* _WHAT IS BEING ASKED_
Where a line holds "title", copy it.

* _DATASET EXTRACT_
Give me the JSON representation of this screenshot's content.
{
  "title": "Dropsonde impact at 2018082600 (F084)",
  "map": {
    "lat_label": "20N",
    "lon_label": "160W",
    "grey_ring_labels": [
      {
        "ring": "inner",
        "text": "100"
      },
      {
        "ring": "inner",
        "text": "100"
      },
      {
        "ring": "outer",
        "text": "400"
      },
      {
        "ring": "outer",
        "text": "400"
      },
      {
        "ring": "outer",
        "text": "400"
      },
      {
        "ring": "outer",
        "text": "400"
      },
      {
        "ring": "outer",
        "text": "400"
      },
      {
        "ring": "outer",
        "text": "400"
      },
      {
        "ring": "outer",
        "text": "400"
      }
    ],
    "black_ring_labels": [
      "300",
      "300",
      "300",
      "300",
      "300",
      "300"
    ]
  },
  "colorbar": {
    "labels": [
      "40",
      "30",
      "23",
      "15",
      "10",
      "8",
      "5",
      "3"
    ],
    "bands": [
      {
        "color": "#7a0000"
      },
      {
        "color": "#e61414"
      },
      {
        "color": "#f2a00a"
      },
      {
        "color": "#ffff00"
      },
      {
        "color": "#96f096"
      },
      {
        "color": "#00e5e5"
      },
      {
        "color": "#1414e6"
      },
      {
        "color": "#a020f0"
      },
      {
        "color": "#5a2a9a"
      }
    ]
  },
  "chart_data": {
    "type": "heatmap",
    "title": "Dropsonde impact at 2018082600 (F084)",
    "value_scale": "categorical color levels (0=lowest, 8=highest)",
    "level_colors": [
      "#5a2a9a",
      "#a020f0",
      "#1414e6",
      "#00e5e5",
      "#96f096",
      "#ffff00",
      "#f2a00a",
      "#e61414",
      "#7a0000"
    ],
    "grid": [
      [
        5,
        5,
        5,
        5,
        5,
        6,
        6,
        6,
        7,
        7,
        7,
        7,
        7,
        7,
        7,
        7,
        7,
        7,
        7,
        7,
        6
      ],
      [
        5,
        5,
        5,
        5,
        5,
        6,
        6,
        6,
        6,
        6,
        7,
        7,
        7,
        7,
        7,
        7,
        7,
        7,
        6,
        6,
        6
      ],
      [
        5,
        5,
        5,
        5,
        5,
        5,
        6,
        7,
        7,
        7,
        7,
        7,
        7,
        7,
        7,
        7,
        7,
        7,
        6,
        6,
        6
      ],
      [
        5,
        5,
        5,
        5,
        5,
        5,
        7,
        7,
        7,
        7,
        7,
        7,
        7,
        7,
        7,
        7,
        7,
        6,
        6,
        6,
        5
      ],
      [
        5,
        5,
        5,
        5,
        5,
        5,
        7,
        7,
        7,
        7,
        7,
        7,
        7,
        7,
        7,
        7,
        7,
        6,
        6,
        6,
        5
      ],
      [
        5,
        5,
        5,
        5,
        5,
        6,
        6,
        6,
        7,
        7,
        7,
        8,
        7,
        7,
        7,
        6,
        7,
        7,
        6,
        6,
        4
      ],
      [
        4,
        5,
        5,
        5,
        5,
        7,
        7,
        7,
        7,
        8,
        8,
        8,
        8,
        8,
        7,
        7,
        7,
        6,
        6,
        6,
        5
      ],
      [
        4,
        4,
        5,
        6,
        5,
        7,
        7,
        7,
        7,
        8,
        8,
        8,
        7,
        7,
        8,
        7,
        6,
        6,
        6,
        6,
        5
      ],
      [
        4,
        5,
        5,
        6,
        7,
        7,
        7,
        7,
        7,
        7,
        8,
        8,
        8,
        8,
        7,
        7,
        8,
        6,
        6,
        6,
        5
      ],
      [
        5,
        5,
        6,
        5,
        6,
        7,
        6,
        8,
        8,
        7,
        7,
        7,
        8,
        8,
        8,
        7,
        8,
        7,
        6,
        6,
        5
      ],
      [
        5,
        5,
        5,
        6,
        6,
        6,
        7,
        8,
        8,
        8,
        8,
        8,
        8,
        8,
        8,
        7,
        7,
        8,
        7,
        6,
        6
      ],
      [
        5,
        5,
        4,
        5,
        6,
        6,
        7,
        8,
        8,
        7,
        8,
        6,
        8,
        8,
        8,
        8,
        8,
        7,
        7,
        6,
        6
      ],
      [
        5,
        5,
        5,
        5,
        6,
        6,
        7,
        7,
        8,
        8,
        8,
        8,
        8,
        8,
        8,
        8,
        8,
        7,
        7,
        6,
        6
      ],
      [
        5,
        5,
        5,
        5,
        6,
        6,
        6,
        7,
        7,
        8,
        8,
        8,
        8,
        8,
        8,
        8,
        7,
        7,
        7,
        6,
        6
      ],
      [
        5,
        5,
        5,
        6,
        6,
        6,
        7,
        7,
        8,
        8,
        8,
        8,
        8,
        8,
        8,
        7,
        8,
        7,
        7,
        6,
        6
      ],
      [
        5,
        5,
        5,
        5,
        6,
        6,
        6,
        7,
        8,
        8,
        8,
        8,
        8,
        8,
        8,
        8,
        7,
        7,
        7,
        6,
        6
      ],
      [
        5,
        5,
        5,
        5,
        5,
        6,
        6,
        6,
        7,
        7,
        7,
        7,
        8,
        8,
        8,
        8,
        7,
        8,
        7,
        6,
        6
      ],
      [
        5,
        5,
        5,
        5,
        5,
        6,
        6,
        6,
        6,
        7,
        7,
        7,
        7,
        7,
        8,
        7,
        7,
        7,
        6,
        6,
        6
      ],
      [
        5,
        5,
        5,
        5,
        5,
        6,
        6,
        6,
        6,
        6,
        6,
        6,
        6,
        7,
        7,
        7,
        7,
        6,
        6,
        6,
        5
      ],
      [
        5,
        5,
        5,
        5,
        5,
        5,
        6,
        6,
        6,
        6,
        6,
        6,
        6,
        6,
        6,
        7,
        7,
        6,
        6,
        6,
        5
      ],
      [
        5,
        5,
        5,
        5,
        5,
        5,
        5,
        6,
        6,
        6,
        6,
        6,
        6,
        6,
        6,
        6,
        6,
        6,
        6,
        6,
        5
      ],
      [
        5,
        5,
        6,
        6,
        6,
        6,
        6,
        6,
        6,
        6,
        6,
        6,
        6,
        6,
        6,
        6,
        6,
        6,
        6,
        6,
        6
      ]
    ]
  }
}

* _FULL SOLUTION_
  "title": "Dropsonde impact at 2018082600 (F084)",
    "title": "Dropsonde impact at 2018082600 (F084)",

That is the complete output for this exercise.